§ Recorded data
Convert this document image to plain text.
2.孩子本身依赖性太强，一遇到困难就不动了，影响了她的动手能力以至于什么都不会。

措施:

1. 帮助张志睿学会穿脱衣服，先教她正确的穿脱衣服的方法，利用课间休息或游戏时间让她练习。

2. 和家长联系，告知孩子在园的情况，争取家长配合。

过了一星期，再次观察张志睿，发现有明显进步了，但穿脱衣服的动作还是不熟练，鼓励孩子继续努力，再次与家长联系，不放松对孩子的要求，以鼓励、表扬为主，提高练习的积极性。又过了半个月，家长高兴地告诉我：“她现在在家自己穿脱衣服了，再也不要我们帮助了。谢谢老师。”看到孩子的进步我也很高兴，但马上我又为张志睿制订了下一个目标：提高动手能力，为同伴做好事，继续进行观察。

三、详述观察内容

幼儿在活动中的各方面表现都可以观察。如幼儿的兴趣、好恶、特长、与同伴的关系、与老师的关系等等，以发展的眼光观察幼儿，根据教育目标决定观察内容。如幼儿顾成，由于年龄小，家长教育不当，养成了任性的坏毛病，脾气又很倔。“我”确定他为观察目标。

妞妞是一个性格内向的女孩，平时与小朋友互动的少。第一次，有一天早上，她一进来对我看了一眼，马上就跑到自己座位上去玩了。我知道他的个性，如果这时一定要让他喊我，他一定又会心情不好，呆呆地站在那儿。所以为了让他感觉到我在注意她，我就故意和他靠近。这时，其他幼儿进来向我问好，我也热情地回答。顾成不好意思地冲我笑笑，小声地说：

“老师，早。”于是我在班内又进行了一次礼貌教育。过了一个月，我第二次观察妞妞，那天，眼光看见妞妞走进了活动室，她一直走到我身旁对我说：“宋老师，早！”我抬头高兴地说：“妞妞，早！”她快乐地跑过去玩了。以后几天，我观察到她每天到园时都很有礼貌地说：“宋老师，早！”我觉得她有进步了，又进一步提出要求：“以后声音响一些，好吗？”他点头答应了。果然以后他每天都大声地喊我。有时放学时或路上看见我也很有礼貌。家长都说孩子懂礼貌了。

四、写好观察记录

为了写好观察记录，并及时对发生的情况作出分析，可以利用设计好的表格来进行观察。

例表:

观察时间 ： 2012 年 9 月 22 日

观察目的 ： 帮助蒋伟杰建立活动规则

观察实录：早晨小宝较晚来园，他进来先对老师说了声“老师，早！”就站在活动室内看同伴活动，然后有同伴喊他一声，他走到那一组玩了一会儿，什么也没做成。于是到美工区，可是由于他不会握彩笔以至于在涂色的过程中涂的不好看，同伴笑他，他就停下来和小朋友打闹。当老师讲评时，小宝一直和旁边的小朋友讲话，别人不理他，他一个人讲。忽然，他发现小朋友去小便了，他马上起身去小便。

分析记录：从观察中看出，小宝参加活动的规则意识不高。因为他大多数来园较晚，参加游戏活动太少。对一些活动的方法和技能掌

§ DIRECTIONS
Print out the whole listing exactly as it appears.

§ EXERCISE RESULT
Convert this document image to plain text.
2.孩子本身依赖性太强，一遇到困难就不动了，影响了她的动手能力以至于什么都不会。

措施:

1. 帮助张志睿学会穿脱衣服，先教她正确的穿脱衣服的方法，利用课间休息或游戏时间让她练习。

2. 和家长联系，告知孩子在园的情况，争取家长配合。

过了一星期，再次观察张志睿，发现有明显进步了，但穿脱衣服的动作还是不熟练，鼓励孩子继续努力，再次与家长联系，不放松对孩子的要求，以鼓励、表扬为主，提高练习的积极性。又过了半个月，家长高兴地告诉我：“她现在在家自己穿脱衣服了，再也不要我们帮助了。谢谢老师。”看到孩子的进步我也很高兴，但马上我又为张志睿制订了下一个目标：提高动手能力，为同伴做好事，继续进行观察。

三、详述观察内容

幼儿在活动中的各方面表现都可以观察。如幼儿的兴趣、好恶、特长、与同伴的关系、与老师的关系等等，以发展的眼光观察幼儿，根据教育目标决定观察内容。如幼儿顾成，由于年龄小，家长教育不当，养成了任性的坏毛病，脾气又很倔。“我”确定他为观察目标。

妞妞是一个性格内向的女孩，平时与小朋友互动的少。第一次，有一天早上，她一进来对我看了一眼，马上就跑到自己座位上去玩了。我知道他的个性，如果这时一定要让他喊我，他一定又会心情不好，呆呆地站在那儿。所以为了让他感觉到我在注意她，我就故意和他靠近。这时，其他幼儿进来向我问好，我也热情地回答。顾成不好意思地冲我笑笑，小声地说：

“老师，早。”于是我在班内又进行了一次礼貌教育。过了一个月，我第二次观察妞妞，那天，眼光看见妞妞走进了活动室，她一直走到我身旁对我说：“宋老师，早！”我抬头高兴地说：“妞妞，早！”她快乐地跑过去玩了。以后几天，我观察到她每天到园时都很有礼貌地说：“宋老师，早！”我觉得她有进步了，又进一步提出要求：“以后声音响一些，好吗？”他点头答应了。果然以后他每天都大声地喊我。有时放学时或路上看见我也很有礼貌。家长都说孩子懂礼貌了。

四、写好观察记录

为了写好观察记录，并及时对发生的情况作出分析，可以利用设计好的表格来进行观察。

例表:

观察时间 ： 2012 年 9 月 22 日

观察目的 ： 帮助蒋伟杰建立活动规则

观察实录：早晨小宝较晚来园，他进来先对老师说了声“老师，早！”就站在活动室内看同伴活动，然后有同伴喊他一声，他走到那一组玩了一会儿，什么也没做成。于是到美工区，可是由于他不会握彩笔以至于在涂色的过程中涂的不好看，同伴笑他，他就停下来和小朋友打闹。当老师讲评时，小宝一直和旁边的小朋友讲话，别人不理他，他一个人讲。忽然，他发现小朋友去小便了，他马上起身去小便。

分析记录：从观察中看出，小宝参加活动的规则意识不高。因为他大多数来园较晚，参加游戏活动太少。对一些活动的方法和技能掌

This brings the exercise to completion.